Please copy the part of the listing below that opens with the line containing "403, 822, 419]" and closes with the line containing "table-row[interactable]: Unit 1", including both of those lines and changing nothing.

Supplied entries:

######

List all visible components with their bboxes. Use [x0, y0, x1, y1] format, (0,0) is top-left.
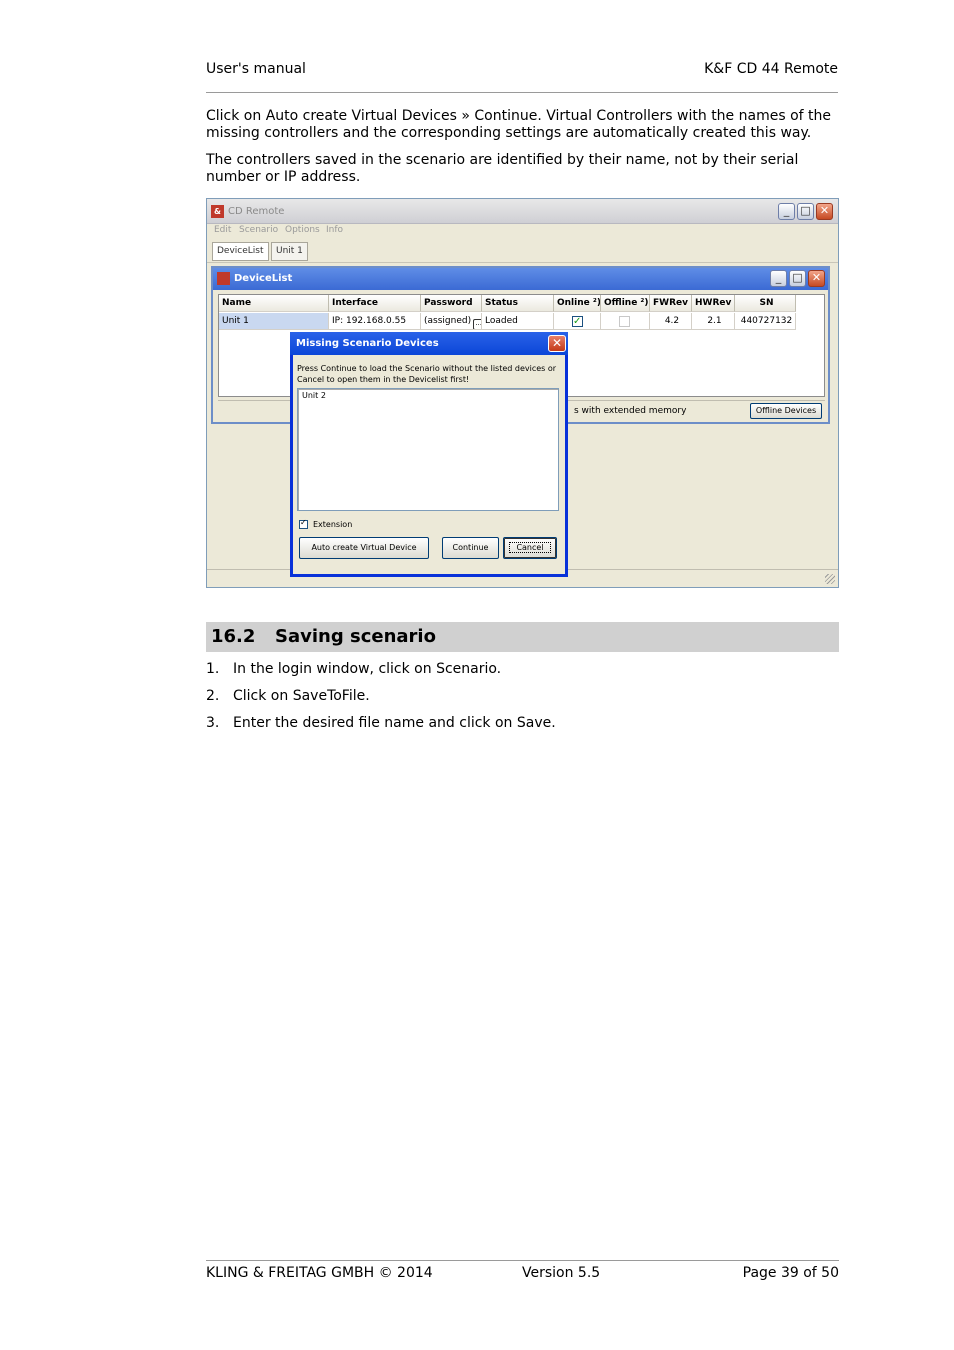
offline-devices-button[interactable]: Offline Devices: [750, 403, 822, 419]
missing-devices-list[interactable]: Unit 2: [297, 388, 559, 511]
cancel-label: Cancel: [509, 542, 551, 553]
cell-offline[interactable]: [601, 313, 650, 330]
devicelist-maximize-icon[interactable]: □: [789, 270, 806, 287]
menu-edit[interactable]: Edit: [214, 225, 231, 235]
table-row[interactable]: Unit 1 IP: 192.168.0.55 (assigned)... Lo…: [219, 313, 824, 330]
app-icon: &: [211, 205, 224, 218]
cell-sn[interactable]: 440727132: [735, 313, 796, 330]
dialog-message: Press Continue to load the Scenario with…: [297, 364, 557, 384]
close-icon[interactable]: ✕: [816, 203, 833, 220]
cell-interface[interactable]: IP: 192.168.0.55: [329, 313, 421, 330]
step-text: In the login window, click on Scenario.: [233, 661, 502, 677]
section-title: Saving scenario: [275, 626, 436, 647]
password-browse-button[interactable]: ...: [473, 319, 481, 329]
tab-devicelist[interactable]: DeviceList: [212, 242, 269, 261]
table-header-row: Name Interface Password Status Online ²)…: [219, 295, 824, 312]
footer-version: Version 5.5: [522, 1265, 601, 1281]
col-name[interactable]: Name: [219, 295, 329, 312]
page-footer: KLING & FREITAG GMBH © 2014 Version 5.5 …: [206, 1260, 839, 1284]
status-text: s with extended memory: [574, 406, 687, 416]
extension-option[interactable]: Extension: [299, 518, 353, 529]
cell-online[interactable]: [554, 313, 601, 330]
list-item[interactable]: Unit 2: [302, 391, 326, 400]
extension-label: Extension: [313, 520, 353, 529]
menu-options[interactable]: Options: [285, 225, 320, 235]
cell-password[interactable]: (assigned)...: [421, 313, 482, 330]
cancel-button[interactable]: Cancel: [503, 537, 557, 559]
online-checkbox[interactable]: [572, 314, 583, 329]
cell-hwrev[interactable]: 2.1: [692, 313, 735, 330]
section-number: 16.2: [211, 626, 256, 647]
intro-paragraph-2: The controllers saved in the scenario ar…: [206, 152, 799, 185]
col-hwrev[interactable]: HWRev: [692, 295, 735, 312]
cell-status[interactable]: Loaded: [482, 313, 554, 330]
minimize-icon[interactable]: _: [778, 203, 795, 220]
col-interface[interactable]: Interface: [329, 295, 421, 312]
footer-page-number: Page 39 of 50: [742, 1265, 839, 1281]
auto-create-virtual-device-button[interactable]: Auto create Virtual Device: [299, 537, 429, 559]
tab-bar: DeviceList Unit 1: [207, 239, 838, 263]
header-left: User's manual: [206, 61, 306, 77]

######

Finished answer:
offline-devices-button[interactable]: Offline Devices: [750, 403, 822, 419]
missing-devices-list[interactable]: Unit 2: [297, 388, 559, 511]
cancel-label: Cancel: [509, 542, 551, 553]
cell-offline[interactable]: [601, 313, 650, 330]
devicelist-maximize-icon[interactable]: □: [789, 270, 806, 287]
menu-edit[interactable]: Edit: [214, 225, 231, 235]
table-row[interactable]: Unit 1 IP: 192.168.0.55 (assigned)... Lo…: [219, 313, 824, 330]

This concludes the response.